Records for this task:
-------
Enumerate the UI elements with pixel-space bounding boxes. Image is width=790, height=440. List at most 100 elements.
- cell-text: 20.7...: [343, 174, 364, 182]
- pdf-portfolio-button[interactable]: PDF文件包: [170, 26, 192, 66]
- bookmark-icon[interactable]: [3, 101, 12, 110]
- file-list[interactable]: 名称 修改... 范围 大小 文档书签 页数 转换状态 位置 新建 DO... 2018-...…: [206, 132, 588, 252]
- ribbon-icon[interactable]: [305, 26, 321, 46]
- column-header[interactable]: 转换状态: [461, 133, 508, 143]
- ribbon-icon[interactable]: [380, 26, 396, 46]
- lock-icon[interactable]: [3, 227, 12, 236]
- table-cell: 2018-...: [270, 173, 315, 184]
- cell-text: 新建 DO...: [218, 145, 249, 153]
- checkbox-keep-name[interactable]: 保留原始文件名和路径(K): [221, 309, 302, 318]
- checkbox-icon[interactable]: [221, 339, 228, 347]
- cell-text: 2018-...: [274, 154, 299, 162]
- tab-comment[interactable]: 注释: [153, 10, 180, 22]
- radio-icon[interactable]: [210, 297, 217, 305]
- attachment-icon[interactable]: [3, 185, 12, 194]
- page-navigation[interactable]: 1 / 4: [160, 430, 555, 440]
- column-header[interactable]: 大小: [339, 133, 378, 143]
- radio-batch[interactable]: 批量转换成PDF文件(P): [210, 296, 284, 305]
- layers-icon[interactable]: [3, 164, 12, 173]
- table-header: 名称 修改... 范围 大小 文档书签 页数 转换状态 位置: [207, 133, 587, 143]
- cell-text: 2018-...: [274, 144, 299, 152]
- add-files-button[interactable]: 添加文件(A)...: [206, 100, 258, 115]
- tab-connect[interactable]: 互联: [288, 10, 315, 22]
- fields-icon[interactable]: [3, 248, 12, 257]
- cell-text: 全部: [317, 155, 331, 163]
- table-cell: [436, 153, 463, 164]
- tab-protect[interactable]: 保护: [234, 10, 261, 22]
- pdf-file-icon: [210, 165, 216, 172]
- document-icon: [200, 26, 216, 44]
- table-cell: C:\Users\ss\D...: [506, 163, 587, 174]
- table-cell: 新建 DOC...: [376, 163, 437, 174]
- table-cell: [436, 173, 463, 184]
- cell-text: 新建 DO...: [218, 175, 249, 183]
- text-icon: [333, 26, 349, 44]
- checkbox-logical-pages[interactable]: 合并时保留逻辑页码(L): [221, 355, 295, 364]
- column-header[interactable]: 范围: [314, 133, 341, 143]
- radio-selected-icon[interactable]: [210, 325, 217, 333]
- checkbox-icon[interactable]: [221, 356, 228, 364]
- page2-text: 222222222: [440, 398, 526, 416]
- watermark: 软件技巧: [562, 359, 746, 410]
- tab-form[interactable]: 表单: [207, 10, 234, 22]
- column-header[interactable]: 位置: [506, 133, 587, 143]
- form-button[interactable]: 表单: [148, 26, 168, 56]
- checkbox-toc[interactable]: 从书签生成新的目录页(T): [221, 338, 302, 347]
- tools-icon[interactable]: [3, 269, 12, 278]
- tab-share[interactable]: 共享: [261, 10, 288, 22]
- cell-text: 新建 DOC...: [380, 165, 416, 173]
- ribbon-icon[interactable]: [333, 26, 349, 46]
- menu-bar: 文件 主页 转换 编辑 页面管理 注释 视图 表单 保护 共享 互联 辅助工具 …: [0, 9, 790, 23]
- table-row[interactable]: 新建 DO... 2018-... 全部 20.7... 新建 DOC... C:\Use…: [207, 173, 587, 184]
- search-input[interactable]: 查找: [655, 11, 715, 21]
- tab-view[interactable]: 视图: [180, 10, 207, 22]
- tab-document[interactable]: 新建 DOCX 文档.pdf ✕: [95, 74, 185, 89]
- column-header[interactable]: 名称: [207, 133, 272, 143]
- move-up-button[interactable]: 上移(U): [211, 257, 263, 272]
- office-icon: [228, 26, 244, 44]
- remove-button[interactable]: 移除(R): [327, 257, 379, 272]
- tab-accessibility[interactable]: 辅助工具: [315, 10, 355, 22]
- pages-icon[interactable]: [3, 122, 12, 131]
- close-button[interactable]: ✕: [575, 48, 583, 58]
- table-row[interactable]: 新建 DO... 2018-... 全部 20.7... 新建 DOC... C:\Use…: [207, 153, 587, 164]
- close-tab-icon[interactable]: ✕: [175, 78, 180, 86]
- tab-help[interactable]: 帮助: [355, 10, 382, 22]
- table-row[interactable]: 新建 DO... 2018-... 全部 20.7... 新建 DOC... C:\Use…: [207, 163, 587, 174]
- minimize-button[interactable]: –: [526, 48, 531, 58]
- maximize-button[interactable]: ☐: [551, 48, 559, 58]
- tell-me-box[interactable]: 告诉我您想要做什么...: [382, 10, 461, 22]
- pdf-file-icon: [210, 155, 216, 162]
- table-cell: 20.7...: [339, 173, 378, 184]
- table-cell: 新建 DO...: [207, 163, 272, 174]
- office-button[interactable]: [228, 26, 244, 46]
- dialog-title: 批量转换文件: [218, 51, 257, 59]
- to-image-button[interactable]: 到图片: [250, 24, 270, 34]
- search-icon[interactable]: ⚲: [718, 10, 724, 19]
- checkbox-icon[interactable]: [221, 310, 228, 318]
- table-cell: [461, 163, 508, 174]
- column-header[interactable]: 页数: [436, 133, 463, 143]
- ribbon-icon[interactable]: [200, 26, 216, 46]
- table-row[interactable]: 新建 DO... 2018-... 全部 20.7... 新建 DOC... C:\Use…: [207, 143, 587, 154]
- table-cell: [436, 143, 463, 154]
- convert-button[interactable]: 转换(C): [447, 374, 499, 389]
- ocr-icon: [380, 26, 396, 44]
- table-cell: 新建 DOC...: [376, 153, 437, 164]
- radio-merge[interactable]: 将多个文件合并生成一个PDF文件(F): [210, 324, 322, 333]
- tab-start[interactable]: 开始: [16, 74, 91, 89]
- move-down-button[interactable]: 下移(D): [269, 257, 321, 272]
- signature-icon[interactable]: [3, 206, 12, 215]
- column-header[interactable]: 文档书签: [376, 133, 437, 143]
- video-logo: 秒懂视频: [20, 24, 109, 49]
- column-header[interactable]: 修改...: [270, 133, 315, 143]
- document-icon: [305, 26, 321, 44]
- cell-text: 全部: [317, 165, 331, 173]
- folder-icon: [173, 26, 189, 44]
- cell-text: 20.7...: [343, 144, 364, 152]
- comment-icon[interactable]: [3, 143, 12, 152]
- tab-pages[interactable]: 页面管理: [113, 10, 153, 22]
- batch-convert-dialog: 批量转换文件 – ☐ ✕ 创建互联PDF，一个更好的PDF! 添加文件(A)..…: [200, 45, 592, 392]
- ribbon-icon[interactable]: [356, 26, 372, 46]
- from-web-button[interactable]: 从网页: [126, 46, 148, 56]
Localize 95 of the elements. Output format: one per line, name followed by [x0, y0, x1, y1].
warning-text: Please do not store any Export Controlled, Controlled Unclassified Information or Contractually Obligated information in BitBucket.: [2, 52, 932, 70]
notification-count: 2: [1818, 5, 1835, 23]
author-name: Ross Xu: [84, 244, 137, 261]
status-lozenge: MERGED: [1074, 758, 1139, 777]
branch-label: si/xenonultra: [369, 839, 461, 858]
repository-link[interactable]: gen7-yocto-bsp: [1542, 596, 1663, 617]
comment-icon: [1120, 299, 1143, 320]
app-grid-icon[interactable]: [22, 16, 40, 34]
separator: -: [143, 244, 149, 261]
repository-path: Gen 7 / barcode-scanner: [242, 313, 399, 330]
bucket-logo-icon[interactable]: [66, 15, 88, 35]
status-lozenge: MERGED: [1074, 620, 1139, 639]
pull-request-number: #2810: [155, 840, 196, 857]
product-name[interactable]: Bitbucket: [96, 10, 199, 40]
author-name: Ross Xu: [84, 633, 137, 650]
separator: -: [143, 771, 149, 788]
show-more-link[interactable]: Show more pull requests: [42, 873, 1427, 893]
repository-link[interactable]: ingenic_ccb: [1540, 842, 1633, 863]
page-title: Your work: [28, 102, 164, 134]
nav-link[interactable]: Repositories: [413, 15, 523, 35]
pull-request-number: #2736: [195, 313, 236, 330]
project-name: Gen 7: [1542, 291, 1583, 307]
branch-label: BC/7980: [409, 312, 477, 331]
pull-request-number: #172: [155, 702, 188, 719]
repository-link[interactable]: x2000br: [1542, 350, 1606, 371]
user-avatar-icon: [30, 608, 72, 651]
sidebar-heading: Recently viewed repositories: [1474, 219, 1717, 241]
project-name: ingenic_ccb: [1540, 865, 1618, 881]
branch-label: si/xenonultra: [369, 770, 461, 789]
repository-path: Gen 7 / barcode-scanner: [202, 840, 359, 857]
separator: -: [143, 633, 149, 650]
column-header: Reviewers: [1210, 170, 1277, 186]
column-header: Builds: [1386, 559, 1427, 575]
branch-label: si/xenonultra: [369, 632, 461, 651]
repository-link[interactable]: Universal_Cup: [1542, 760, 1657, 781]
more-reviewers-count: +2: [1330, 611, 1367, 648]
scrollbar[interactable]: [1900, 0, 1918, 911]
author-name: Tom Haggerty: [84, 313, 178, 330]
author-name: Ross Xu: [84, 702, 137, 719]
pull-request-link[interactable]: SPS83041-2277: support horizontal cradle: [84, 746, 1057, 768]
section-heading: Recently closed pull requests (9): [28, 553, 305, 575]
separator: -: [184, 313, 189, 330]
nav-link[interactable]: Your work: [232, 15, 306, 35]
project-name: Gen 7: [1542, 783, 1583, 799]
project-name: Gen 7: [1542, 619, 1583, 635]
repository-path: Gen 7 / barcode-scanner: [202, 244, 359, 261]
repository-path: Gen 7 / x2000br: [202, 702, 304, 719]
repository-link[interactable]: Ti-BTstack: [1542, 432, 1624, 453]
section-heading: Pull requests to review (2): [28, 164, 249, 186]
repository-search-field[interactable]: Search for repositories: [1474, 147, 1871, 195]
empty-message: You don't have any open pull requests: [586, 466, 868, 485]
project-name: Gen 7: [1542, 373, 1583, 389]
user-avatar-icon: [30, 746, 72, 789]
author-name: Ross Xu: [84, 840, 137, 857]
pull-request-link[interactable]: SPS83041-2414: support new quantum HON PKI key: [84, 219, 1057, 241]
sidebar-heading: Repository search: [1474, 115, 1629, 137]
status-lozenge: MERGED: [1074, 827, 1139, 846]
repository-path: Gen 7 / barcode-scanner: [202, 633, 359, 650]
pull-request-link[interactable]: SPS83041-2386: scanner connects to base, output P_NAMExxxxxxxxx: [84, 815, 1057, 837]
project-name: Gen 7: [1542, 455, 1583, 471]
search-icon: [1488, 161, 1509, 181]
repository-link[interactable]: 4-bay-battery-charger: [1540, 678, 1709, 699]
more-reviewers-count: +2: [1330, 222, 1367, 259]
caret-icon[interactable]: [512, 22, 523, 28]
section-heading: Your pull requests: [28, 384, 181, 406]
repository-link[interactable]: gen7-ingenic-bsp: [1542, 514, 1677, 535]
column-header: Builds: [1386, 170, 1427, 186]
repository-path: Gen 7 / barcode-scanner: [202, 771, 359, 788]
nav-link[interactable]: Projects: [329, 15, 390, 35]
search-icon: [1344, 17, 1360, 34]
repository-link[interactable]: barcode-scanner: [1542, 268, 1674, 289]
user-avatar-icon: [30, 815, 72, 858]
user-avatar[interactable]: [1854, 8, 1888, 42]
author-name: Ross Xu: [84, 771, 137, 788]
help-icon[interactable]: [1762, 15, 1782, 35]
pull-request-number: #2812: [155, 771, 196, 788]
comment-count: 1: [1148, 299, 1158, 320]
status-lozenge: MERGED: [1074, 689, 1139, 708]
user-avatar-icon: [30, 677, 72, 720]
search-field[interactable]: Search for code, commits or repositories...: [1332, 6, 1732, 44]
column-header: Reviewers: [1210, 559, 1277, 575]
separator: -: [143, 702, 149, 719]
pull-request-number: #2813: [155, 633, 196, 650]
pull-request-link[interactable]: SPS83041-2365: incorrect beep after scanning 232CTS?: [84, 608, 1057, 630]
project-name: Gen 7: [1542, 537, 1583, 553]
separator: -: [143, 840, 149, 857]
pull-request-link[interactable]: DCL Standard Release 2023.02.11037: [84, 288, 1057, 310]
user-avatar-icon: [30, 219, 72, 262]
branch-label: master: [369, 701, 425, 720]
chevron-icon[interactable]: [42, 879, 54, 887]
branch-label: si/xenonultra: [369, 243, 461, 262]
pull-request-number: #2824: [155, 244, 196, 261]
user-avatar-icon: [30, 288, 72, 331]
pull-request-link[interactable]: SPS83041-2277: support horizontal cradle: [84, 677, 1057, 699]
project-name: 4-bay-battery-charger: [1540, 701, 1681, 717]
-------
Set problem: List each line of the records above that contains the string "status". Treat uppercase and lowercase as different.

Written response:
status-lozenge: MERGED: [1074, 758, 1139, 777]
status-lozenge: MERGED: [1074, 620, 1139, 639]
status-lozenge: MERGED: [1074, 827, 1139, 846]
status-lozenge: MERGED: [1074, 689, 1139, 708]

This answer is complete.